→ **Challenge**:
All of the material below is to be repeated exactly.
+++
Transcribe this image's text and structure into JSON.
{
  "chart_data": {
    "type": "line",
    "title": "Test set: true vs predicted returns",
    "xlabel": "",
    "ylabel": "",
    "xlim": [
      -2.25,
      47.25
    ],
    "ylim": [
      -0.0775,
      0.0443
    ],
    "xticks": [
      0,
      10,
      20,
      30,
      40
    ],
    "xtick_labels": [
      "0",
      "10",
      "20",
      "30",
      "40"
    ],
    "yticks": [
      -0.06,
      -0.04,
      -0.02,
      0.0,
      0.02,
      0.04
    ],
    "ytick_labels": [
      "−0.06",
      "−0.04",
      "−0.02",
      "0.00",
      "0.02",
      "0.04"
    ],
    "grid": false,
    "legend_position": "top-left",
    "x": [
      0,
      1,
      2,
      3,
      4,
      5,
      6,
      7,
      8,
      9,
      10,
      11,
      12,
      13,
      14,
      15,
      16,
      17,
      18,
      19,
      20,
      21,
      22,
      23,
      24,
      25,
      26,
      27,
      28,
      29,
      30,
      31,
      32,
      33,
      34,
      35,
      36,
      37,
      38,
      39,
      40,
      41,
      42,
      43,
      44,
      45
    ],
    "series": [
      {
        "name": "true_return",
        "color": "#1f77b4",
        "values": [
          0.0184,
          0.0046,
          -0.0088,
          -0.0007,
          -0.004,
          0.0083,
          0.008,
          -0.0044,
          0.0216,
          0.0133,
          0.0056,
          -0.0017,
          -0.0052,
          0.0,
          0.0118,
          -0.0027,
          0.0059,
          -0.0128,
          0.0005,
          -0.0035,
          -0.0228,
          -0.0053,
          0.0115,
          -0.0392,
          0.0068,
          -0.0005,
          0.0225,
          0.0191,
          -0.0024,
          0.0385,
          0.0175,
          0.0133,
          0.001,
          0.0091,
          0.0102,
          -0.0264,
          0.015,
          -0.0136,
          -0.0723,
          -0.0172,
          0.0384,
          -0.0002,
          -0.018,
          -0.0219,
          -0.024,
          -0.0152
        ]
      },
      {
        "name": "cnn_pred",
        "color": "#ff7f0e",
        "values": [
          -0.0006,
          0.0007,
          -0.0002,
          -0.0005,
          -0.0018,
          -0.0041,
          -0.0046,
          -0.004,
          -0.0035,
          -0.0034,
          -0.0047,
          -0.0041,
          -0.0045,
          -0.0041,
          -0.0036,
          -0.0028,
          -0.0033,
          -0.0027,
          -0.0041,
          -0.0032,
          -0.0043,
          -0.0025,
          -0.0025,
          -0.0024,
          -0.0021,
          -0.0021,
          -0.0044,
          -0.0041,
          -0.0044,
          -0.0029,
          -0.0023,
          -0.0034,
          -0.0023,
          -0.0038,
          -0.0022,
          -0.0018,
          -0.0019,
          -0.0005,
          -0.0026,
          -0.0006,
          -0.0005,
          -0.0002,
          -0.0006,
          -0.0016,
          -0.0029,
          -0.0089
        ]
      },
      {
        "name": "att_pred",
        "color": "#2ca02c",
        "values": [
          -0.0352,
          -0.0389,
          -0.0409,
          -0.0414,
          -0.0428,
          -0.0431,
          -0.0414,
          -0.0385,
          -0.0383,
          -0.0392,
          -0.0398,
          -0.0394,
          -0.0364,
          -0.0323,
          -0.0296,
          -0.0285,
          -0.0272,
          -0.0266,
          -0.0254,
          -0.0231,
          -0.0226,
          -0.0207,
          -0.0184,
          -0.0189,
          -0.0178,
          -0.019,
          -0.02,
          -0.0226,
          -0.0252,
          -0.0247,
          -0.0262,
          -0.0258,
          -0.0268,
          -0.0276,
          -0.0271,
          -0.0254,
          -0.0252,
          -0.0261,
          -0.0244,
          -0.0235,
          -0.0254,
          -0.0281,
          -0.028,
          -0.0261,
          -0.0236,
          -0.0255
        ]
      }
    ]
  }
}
+++
→ **Exercise result**:
Transcribe this image's text and structure into JSON.
{
  "chart_data": {
    "type": "line",
    "title": "Test set: true vs predicted returns",
    "xlabel": "",
    "ylabel": "",
    "xlim": [
      -2.25,
      47.25
    ],
    "ylim": [
      -0.0775,
      0.0443
    ],
    "xticks": [
      0,
      10,
      20,
      30,
      40
    ],
    "xtick_labels": [
      "0",
      "10",
      "20",
      "30",
      "40"
    ],
    "yticks": [
      -0.06,
      -0.04,
      -0.02,
      0.0,
      0.02,
      0.04
    ],
    "ytick_labels": [
      "−0.06",
      "−0.04",
      "−0.02",
      "0.00",
      "0.02",
      "0.04"
    ],
    "grid": false,
    "legend_position": "top-left",
    "x": [
      0,
      1,
      2,
      3,
      4,
      5,
      6,
      7,
      8,
      9,
      10,
      11,
      12,
      13,
      14,
      15,
      16,
      17,
      18,
      19,
      20,
      21,
      22,
      23,
      24,
      25,
      26,
      27,
      28,
      29,
      30,
      31,
      32,
      33,
      34,
      35,
      36,
      37,
      38,
      39,
      40,
      41,
      42,
      43,
      44,
      45
    ],
    "series": [
      {
        "name": "true_return",
        "color": "#1f77b4",
        "values": [
          0.0184,
          0.0046,
          -0.0088,
          -0.0007,
          -0.004,
          0.0083,
          0.008,
          -0.0044,
          0.0216,
          0.0133,
          0.0056,
          -0.0017,
          -0.0052,
          0.0,
          0.0118,
          -0.0027,
          0.0059,
          -0.0128,
          0.0005,
          -0.0035,
          -0.0228,
          -0.0053,
          0.0115,
          -0.0392,
          0.0068,
          -0.0005,
          0.0225,
          0.0191,
          -0.0024,
          0.0385,
          0.0175,
          0.0133,
          0.001,
          0.0091,
          0.0102,
          -0.0264,
          0.015,
          -0.0136,
          -0.0723,
          -0.0172,
          0.0384,
          -0.0002,
          -0.018,
          -0.0219,
          -0.024,
          -0.0152
        ]
      },
      {
        "name": "cnn_pred",
        "color": "#ff7f0e",
        "values": [
          -0.0006,
          0.0007,
          -0.0002,
          -0.0005,
          -0.0018,
          -0.0041,
          -0.0046,
          -0.004,
          -0.0035,
          -0.0034,
          -0.0047,
          -0.0041,
          -0.0045,
          -0.0041,
          -0.0036,
          -0.0028,
          -0.0033,
          -0.0027,
          -0.0041,
          -0.0032,
          -0.0043,
          -0.0025,
          -0.0025,
          -0.0024,
          -0.0021,
          -0.0021,
          -0.0044,
          -0.0041,
          -0.0044,
          -0.0029,
          -0.0023,
          -0.0034,
          -0.0023,
          -0.0038,
          -0.0022,
          -0.0018,
          -0.0019,
          -0.0005,
          -0.0026,
          -0.0006,
          -0.0005,
          -0.0002,
          -0.0006,
          -0.0016,
          -0.0029,
          -0.0089
        ]
      },
      {
        "name": "att_pred",
        "color": "#2ca02c",
        "values": [
          -0.0352,
          -0.0389,
          -0.0409,
          -0.0414,
          -0.0428,
          -0.0431,
          -0.0414,
          -0.0385,
          -0.0383,
          -0.0392,
          -0.0398,
          -0.0394,
          -0.0364,
          -0.0323,
          -0.0296,
          -0.0285,
          -0.0272,
          -0.0266,
          -0.0254,
          -0.0231,
          -0.0226,
          -0.0207,
          -0.0184,
          -0.0189,
          -0.0178,
          -0.019,
          -0.02,
          -0.0226,
          -0.0252,
          -0.0247,
          -0.0262,
          -0.0258,
          -0.0268,
          -0.0276,
          -0.0271,
          -0.0254,
          -0.0252,
          -0.0261,
          -0.0244,
          -0.0235,
          -0.0254,
          -0.0281,
          -0.028,
          -0.0261,
          -0.0236,
          -0.0255
        ]
      }
    ]
  }
}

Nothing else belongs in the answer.